Directions
Exactly as written, retype the listing below, omitting the pictures.

Material shown
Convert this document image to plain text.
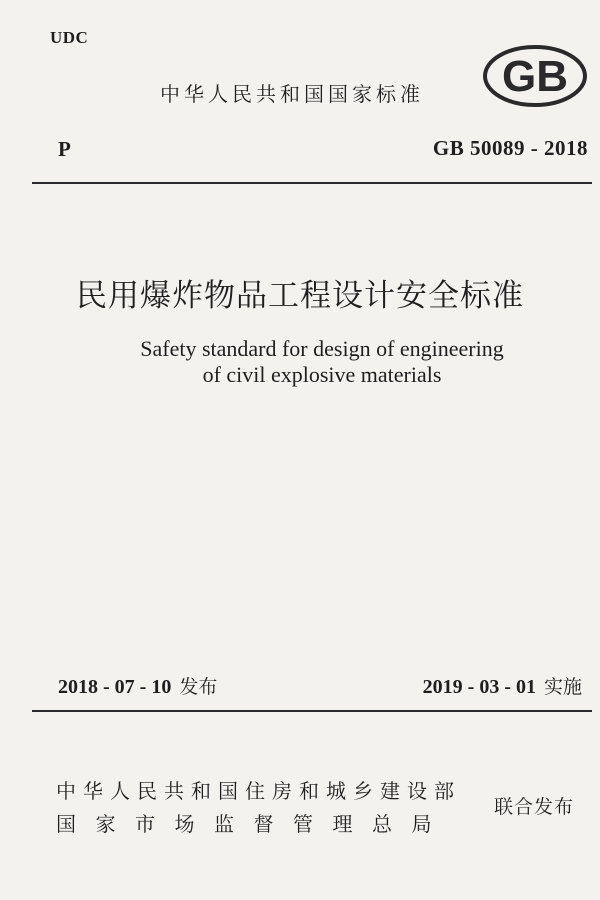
UDC
中华人民共和国国家标准 GB
P	GB 50089 - 2018
民用爆炸物品工程设计安全标准
Safety standard for design of engineering
of civil explosive materials
2018 - 07 - 10 发布	2019 - 03 - 01 实施
中华人民共和国住房和城乡建设部
国家市场监督管理总局
联合发布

Expected output
Convert this document image to plain text.
UDC
中华人民共和国国家标准 GB
P	GB 50089 - 2018
民用爆炸物品工程设计安全标准
Safety standard for design of engineering
of civil explosive materials
2018 - 07 - 10 发布	2019 - 03 - 01 实施
中华人民共和国住房和城乡建设部
国家市场监督管理总局
联合发布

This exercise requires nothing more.